_DIRECTIONS_: Below are the records. Gather each line that holds "Connectée".

_INPUT FOR THIS TASK_:
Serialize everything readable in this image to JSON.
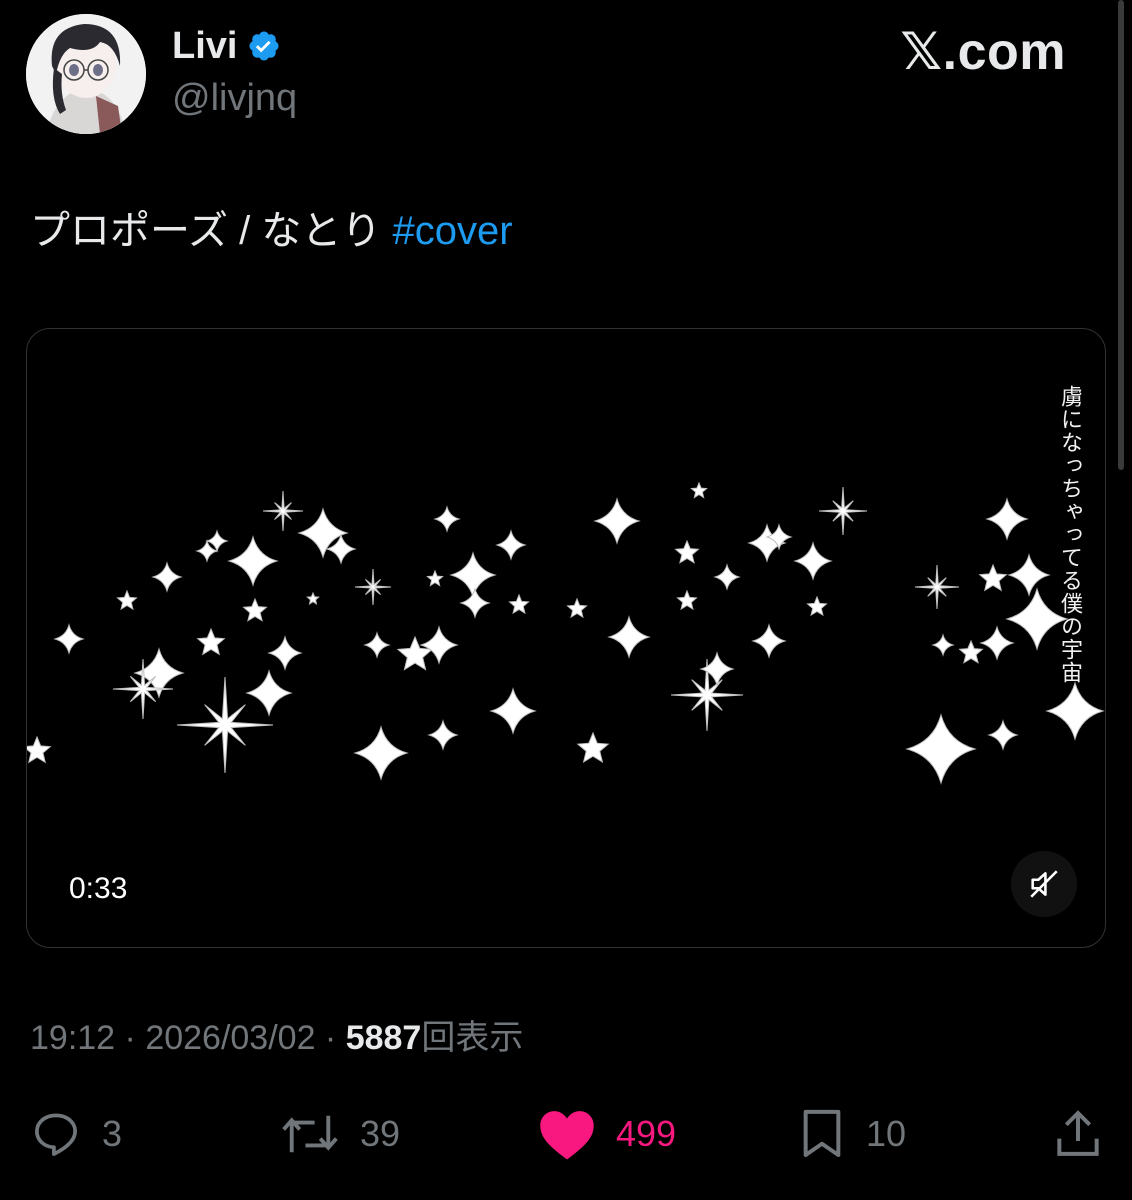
{
  "author": {
    "display_name": "Livi",
    "handle": "@livjnq",
    "verified": true,
    "verified_color": "#1d9bf0",
    "avatar_icon": "anime-portrait-avatar"
  },
  "site_label": "𝕏.com",
  "tweet": {
    "text": "プロポーズ / なとり ",
    "hashtag": "#cover",
    "hashtag_color": "#1d9bf0"
  },
  "media": {
    "type": "video",
    "vertical_caption": "虜になっちゃってる僕の宇宙",
    "duration": "0:33",
    "muted": true
  },
  "meta": {
    "time": "19:12",
    "separator": " · ",
    "date": "2026/03/02",
    "views_count": "5887",
    "views_label": "回表示"
  },
  "actions": {
    "replies": "3",
    "reposts": "39",
    "likes": "499",
    "liked": true,
    "like_color": "#f91880",
    "bookmarks": "10"
  }
}
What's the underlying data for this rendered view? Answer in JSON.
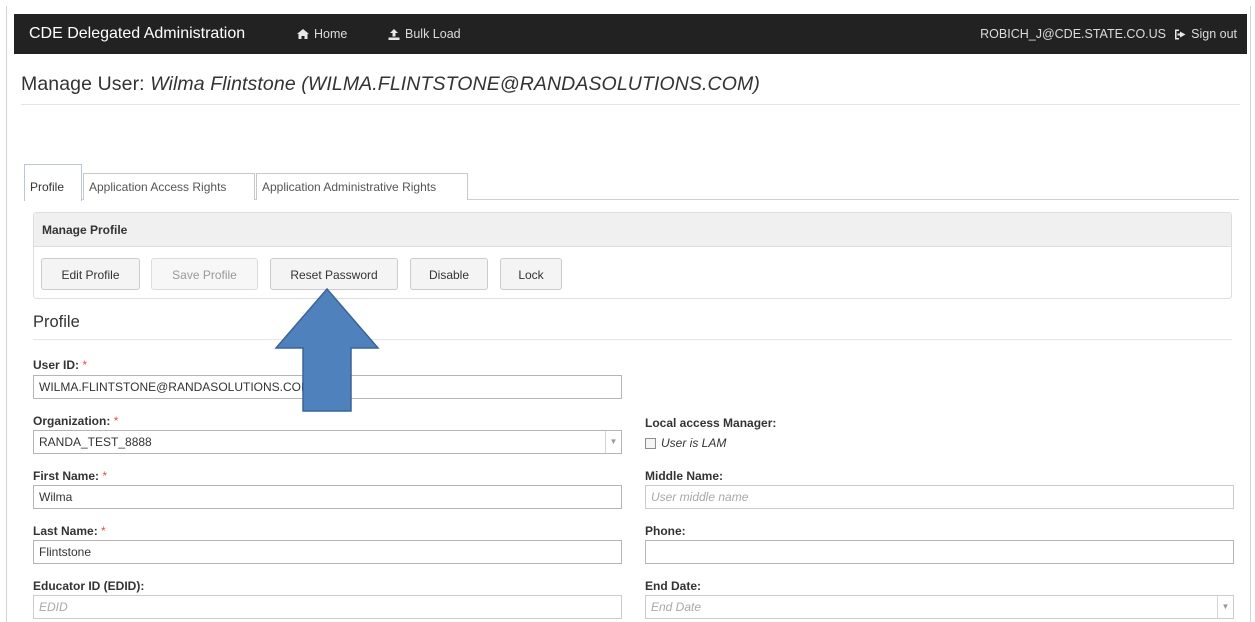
{
  "navbar": {
    "brand": "CDE Delegated Administration",
    "home_label": "Home",
    "bulk_label": "Bulk Load",
    "user_label": "ROBICH_J@CDE.STATE.CO.US",
    "signout_label": "Sign out",
    "bg_color": "#222222"
  },
  "page": {
    "title_prefix": "Manage User:",
    "title_user": "Wilma Flintstone (WILMA.FLINTSTONE@RANDASOLUTIONS.COM)"
  },
  "tabs": [
    {
      "label": "Profile",
      "active": true
    },
    {
      "label": "Application Access Rights",
      "active": false
    },
    {
      "label": "Application Administrative Rights",
      "active": false
    }
  ],
  "manage_panel": {
    "heading": "Manage Profile",
    "buttons": {
      "edit": "Edit Profile",
      "save": "Save Profile",
      "reset": "Reset Password",
      "disable": "Disable",
      "lock": "Lock"
    }
  },
  "profile": {
    "section_title": "Profile",
    "required_marker": "*",
    "user_id": {
      "label": "User ID:",
      "value": "WILMA.FLINTSTONE@RANDASOLUTIONS.COM"
    },
    "organization": {
      "label": "Organization:",
      "value": "RANDA_TEST_8888"
    },
    "lam": {
      "label": "Local access Manager:",
      "checkbox_label": "User is LAM",
      "checked": false
    },
    "first_name": {
      "label": "First Name:",
      "value": "Wilma"
    },
    "middle_name": {
      "label": "Middle Name:",
      "placeholder": "User middle name"
    },
    "last_name": {
      "label": "Last Name:",
      "value": "Flintstone"
    },
    "phone": {
      "label": "Phone:",
      "value": ""
    },
    "edid": {
      "label": "Educator ID (EDID):",
      "placeholder": "EDID"
    },
    "end_date": {
      "label": "End Date:",
      "placeholder": "End Date"
    }
  },
  "annotation": {
    "arrow_color": "#4f81bd",
    "arrow_target": "Reset Password"
  }
}
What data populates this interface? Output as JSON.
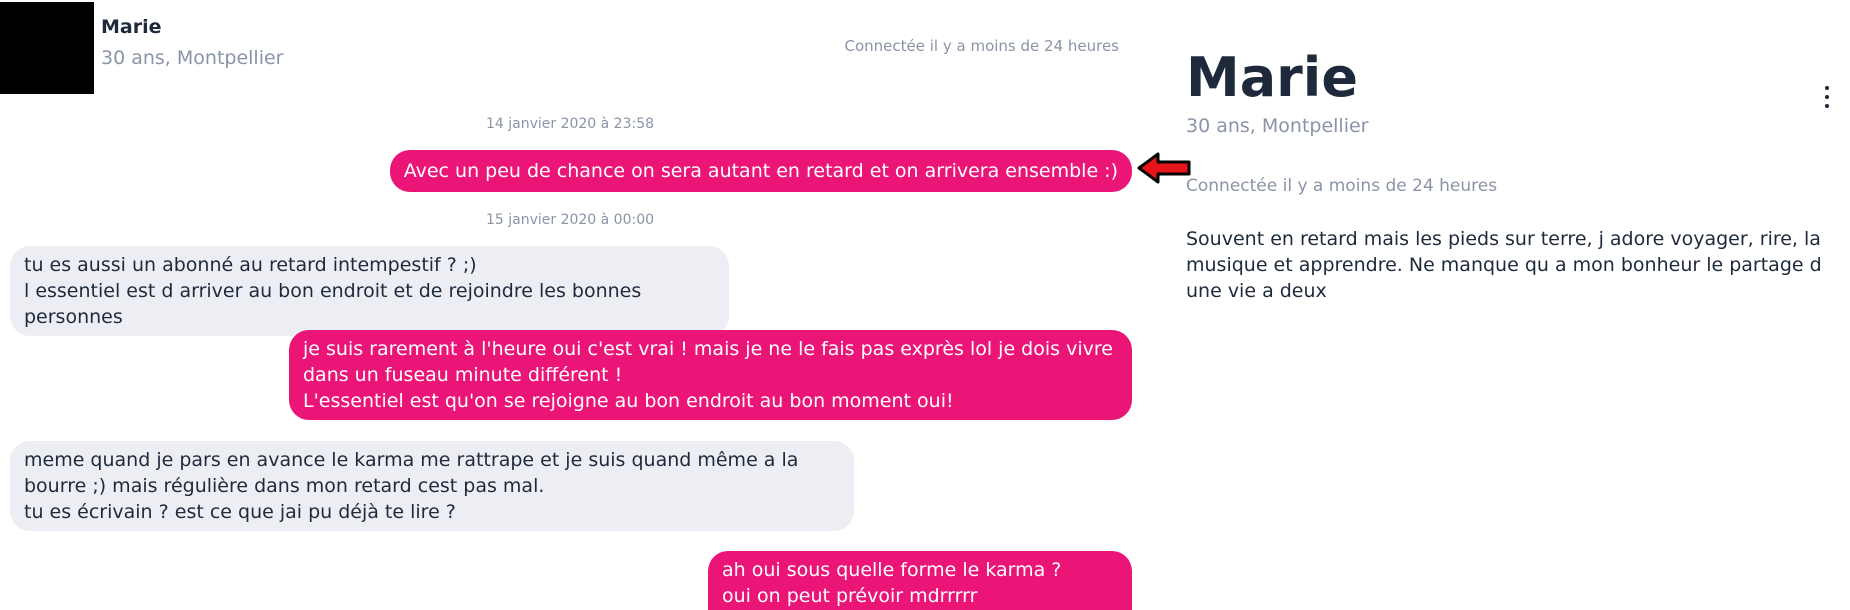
{
  "conversation": {
    "header": {
      "name": "Marie",
      "subtitle": "30 ans, Montpellier",
      "status": "Connectée il y a moins de 24 heures"
    },
    "timestamps": [
      "14 janvier 2020 à 23:58",
      "15 janvier 2020 à 00:00"
    ],
    "messages": [
      {
        "direction": "out",
        "text": "Avec un peu de chance on sera autant en retard et on arrivera ensemble :)"
      },
      {
        "direction": "in",
        "text": "tu es aussi un abonné au retard intempestif ? ;)\nl essentiel est d arriver au bon endroit et de rejoindre les bonnes personnes"
      },
      {
        "direction": "out",
        "text": "je suis rarement à l'heure oui c'est vrai ! mais je ne le fais pas exprès lol je dois vivre dans un fuseau minute différent !\nL'essentiel est qu'on se rejoigne au bon endroit au bon moment oui!"
      },
      {
        "direction": "in",
        "text": "meme quand je pars en avance le karma me rattrape et je suis quand même a la bourre ;) mais régulière dans mon retard cest pas mal.\ntu es écrivain ? est ce que jai pu déjà te lire ?"
      },
      {
        "direction": "out",
        "text": "ah oui sous quelle forme le karma ?\noui on peut prévoir mdrrrrr"
      }
    ],
    "colors": {
      "outgoing": "#ea1577",
      "incoming": "#edeef3"
    }
  },
  "profile": {
    "name": "Marie",
    "subtitle": "30 ans, Montpellier",
    "status": "Connectée il y a moins de 24 heures",
    "bio": "Souvent en retard mais les pieds sur terre, j adore voyager, rire, la musique et apprendre. Ne manque qu a mon bonheur le partage d une vie a deux",
    "menu_icon": "kebab-menu-icon"
  },
  "annotation": {
    "icon": "red-arrow-icon",
    "color": "#e8141c"
  }
}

_TASK RESULT_:
      "status": "Connectée il y a moins de 24 heures"
    "status": "Connectée il y a moins de 24 heures",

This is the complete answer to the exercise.